- **THE EXERCISE**
Read through the records below and copy each line that uses the word "Since".

- **EXERCISE DATA**
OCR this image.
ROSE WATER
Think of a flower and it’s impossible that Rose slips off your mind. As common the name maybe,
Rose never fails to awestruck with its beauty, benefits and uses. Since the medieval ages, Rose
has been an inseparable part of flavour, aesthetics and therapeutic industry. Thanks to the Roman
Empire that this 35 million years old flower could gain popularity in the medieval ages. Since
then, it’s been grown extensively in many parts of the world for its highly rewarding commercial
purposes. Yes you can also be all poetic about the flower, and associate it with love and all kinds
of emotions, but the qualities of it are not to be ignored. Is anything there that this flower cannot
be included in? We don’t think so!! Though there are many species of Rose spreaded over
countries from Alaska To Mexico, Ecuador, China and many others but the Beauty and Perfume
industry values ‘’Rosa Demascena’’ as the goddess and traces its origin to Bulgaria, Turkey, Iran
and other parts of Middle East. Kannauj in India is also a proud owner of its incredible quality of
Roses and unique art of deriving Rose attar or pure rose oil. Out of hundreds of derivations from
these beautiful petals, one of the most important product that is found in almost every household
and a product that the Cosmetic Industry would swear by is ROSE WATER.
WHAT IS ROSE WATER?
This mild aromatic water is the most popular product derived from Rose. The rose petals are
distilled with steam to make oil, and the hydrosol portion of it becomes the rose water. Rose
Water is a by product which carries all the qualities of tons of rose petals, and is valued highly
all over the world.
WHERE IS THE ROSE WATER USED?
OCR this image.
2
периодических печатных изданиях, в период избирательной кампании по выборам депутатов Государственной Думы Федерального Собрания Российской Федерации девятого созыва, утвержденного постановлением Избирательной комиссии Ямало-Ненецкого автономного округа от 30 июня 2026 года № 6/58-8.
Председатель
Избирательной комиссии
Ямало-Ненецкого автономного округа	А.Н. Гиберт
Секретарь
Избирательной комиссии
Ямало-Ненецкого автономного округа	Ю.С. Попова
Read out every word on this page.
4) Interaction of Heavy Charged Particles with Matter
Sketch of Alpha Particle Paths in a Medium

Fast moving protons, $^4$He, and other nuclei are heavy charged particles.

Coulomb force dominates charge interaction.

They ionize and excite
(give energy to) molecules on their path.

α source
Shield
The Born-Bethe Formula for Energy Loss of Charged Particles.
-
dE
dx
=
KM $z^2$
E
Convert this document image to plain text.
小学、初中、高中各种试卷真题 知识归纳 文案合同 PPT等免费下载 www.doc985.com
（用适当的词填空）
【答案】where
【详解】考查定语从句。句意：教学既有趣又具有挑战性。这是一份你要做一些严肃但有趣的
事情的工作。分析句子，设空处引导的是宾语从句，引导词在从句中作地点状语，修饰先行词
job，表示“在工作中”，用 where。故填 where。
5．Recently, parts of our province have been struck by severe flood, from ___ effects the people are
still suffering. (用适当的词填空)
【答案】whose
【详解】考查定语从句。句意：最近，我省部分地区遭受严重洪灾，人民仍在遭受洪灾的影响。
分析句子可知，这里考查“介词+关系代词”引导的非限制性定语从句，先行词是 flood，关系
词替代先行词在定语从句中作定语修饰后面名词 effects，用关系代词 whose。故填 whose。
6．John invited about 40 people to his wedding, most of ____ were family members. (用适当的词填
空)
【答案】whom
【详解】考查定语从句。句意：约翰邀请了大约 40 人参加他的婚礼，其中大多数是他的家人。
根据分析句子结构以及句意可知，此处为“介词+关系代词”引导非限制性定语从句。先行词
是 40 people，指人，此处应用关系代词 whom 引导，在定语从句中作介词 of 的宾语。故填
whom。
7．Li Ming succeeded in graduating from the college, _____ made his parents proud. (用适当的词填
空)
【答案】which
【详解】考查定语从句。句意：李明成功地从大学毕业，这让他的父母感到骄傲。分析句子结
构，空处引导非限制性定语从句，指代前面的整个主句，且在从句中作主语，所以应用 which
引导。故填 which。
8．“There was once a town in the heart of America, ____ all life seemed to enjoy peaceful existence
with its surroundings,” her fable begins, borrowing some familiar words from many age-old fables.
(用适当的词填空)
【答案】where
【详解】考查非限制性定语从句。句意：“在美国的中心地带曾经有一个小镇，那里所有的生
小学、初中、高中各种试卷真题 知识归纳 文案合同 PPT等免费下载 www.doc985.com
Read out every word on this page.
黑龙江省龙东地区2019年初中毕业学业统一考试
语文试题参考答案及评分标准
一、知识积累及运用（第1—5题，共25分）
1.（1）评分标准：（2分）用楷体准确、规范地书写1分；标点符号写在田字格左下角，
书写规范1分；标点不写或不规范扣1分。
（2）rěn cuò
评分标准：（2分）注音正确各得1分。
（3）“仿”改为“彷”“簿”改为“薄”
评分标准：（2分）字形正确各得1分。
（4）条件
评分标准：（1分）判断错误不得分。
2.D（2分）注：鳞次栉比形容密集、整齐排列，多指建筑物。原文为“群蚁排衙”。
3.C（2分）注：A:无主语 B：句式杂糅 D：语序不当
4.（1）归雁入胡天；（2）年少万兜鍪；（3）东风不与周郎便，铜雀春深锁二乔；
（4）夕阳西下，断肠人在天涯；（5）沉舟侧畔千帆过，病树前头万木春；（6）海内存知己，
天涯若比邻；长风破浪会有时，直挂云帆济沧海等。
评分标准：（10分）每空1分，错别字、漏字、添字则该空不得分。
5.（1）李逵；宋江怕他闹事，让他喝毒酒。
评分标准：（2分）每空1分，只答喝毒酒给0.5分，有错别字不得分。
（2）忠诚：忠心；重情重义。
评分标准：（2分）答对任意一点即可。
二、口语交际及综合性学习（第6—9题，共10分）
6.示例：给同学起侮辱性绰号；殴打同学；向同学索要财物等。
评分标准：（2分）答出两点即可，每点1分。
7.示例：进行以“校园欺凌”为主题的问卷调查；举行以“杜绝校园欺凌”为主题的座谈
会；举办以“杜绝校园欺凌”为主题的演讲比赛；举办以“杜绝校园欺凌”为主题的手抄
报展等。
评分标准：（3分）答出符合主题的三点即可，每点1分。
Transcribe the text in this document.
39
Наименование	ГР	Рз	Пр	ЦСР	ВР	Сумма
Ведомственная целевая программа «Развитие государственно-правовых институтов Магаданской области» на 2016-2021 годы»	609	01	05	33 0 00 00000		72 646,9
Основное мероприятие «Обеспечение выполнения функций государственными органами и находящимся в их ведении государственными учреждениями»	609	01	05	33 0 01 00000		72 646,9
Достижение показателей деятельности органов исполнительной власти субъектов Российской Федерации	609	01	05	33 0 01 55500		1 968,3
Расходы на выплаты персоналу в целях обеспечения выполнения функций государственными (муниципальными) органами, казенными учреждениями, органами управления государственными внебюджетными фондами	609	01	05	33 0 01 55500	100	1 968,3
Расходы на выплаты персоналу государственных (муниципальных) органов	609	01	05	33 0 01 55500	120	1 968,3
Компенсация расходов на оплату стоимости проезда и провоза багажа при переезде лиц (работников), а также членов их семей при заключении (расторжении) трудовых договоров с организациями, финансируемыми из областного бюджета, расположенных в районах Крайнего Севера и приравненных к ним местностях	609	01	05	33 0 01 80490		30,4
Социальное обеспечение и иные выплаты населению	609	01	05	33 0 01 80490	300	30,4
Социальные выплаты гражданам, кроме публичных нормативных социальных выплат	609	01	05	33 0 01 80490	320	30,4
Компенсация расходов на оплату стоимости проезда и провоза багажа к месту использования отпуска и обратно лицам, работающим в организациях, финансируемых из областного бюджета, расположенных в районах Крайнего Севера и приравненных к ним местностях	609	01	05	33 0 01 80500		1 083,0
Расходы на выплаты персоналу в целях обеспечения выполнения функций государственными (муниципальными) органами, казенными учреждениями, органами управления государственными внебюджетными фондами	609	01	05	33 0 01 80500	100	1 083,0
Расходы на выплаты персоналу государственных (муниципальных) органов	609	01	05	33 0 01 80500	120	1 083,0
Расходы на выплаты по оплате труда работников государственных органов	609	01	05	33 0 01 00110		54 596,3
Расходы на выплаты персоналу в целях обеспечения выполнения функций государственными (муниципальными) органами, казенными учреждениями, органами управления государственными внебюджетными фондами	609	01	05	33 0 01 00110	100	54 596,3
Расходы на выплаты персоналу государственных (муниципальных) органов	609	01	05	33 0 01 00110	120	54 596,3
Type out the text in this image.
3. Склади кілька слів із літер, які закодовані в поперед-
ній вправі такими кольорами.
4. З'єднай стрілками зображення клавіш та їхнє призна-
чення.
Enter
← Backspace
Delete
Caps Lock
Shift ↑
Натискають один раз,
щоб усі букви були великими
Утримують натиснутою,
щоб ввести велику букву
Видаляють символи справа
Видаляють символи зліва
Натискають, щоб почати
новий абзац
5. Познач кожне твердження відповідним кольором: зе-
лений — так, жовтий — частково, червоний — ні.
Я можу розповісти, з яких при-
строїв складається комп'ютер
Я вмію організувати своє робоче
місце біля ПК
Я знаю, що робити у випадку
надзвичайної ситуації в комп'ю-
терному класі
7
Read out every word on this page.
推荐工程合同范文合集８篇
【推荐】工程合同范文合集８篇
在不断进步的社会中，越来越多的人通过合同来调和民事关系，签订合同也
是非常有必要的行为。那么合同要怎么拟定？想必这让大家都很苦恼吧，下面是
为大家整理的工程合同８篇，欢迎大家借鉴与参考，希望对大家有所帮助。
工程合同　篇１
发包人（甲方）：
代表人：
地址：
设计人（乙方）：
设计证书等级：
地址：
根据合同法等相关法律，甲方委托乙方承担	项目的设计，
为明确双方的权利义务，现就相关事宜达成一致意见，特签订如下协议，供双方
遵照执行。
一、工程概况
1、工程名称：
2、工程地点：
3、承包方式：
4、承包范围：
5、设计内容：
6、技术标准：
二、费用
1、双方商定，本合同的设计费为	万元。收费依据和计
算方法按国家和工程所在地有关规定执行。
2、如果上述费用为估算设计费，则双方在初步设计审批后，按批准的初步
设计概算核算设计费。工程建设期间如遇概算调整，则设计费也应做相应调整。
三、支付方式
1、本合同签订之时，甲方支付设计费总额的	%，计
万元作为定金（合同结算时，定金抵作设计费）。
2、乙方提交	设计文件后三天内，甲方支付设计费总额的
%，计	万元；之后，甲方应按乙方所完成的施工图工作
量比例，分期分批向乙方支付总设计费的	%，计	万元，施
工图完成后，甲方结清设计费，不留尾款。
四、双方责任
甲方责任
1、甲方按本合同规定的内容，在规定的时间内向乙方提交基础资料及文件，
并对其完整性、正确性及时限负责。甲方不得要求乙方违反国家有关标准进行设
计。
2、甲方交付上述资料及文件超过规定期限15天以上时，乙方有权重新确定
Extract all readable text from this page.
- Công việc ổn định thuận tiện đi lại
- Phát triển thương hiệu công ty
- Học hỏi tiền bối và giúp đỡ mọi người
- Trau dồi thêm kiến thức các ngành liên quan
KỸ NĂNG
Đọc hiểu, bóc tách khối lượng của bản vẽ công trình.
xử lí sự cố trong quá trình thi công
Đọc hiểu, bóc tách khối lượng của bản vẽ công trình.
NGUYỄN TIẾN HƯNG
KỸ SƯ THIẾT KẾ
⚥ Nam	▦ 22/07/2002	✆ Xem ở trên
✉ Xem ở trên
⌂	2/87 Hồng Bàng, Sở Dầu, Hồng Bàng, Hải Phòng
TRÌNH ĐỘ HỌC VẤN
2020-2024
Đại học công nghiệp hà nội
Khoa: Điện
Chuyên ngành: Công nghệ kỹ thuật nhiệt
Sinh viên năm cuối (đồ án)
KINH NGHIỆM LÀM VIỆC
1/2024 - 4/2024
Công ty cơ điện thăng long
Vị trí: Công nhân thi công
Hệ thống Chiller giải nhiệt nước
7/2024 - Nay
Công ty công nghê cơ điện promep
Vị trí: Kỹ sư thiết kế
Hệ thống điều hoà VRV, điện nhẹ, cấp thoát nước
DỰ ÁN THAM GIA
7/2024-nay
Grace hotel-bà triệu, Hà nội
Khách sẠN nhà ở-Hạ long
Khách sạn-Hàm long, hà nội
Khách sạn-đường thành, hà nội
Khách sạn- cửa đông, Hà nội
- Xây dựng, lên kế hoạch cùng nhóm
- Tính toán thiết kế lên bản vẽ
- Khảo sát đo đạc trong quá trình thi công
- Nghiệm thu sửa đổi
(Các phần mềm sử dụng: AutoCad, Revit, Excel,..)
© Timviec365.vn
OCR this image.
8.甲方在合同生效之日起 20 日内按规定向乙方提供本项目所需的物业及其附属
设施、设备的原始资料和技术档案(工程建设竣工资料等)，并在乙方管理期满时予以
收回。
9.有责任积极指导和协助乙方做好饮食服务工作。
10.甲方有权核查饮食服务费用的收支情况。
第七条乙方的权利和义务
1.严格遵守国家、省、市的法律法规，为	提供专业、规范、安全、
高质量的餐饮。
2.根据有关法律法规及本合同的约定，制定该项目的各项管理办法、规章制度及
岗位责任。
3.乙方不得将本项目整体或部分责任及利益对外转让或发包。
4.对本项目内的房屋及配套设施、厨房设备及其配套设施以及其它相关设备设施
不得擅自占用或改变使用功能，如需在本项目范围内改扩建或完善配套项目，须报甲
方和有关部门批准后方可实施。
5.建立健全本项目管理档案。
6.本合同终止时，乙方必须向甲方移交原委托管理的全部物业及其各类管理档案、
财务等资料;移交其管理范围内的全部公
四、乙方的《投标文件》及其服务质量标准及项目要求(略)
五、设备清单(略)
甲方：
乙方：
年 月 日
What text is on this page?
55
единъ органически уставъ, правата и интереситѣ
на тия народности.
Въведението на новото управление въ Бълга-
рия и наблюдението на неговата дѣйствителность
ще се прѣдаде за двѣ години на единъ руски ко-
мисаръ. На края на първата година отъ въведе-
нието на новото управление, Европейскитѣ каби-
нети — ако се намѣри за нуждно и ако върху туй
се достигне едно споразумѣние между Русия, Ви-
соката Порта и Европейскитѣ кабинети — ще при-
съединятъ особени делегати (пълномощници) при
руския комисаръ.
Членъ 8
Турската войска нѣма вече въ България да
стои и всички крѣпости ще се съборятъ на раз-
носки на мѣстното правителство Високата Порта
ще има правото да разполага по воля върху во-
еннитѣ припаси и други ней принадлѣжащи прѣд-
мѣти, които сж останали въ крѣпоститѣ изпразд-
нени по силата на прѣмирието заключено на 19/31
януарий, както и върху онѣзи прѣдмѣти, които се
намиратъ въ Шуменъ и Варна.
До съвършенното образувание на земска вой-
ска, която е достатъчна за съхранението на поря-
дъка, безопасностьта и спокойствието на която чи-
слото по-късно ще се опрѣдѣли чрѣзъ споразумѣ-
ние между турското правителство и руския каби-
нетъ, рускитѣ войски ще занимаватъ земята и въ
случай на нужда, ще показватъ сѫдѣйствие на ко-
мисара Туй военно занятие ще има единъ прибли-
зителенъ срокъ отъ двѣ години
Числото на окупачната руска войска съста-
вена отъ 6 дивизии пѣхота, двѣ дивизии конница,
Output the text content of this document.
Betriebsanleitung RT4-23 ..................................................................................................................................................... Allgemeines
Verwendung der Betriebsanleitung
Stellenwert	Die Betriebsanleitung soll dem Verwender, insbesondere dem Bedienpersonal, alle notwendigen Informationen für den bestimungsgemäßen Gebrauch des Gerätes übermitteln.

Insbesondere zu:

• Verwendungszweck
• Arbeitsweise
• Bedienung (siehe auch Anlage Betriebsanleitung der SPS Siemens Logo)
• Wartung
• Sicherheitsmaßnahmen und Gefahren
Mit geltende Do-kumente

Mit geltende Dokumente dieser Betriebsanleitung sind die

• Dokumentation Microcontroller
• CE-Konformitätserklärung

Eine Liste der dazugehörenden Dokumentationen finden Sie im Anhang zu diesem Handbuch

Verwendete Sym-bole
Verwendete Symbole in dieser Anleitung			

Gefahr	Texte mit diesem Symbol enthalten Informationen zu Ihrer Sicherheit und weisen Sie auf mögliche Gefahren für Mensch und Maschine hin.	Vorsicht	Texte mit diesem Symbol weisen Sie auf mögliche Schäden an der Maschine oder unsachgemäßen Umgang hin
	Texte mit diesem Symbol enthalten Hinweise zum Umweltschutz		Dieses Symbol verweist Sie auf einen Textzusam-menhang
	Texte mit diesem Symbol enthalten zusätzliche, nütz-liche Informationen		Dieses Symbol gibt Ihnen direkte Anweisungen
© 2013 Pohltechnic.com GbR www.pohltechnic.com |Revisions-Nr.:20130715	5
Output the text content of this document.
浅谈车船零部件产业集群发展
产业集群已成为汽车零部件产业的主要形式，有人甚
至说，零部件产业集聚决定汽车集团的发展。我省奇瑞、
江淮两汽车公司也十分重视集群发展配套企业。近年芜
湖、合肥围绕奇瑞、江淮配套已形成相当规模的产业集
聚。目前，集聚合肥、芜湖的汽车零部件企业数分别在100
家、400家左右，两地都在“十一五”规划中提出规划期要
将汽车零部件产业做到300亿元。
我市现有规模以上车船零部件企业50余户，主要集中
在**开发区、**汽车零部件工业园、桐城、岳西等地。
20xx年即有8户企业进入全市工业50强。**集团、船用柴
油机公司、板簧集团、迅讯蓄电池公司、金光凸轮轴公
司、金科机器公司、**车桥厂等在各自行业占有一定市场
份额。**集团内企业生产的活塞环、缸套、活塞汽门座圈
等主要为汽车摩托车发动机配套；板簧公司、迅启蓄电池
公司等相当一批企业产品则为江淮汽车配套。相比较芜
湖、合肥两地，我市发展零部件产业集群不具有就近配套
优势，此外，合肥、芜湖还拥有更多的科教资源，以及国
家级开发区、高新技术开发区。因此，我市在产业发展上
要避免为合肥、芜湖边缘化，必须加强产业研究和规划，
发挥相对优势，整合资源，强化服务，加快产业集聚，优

- **FINAL RESULT**
Rose never fails to awestruck with its beauty, benefits and uses. Since the medieval ages, Rose
Empire that this 35 million years old flower could gain popularity in the medieval ages. Since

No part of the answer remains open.